==== THE DATA ====

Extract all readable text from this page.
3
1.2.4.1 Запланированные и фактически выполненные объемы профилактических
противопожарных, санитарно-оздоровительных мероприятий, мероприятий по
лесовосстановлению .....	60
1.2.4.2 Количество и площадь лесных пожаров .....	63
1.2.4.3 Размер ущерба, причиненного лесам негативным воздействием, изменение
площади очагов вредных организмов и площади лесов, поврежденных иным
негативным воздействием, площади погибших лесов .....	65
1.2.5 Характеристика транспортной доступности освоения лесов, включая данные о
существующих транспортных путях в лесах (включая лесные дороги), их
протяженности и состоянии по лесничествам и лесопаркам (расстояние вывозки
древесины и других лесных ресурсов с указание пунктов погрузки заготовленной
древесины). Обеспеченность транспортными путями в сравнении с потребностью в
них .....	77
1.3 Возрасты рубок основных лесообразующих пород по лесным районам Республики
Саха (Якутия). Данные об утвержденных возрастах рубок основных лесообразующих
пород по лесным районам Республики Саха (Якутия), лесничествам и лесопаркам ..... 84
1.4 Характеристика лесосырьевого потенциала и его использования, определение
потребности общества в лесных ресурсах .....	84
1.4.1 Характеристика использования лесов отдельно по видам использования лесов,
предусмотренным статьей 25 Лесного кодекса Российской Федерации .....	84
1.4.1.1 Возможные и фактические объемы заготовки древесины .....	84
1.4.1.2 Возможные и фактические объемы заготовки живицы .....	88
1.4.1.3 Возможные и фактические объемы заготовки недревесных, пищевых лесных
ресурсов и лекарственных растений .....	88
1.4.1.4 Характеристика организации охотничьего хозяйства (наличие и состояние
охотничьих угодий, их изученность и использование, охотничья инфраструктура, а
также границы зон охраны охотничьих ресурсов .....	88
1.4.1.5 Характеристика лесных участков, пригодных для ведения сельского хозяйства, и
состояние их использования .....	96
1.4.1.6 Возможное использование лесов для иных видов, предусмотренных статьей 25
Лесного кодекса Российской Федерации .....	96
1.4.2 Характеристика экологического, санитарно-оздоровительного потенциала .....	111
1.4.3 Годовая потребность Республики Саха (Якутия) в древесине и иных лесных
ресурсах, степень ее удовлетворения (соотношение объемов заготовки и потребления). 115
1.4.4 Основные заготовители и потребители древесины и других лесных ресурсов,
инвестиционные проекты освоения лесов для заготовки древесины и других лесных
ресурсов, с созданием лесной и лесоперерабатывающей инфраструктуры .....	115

====

WHAT IS NEEDED: Filter the listing above by the word "освоения"; copy each line that passes.

EXERCISE RESULT:
1.2.5 Характеристика транспортной доступности освоения лесов, включая данные о
инвестиционные проекты освоения лесов для заготовки древесины и других лесных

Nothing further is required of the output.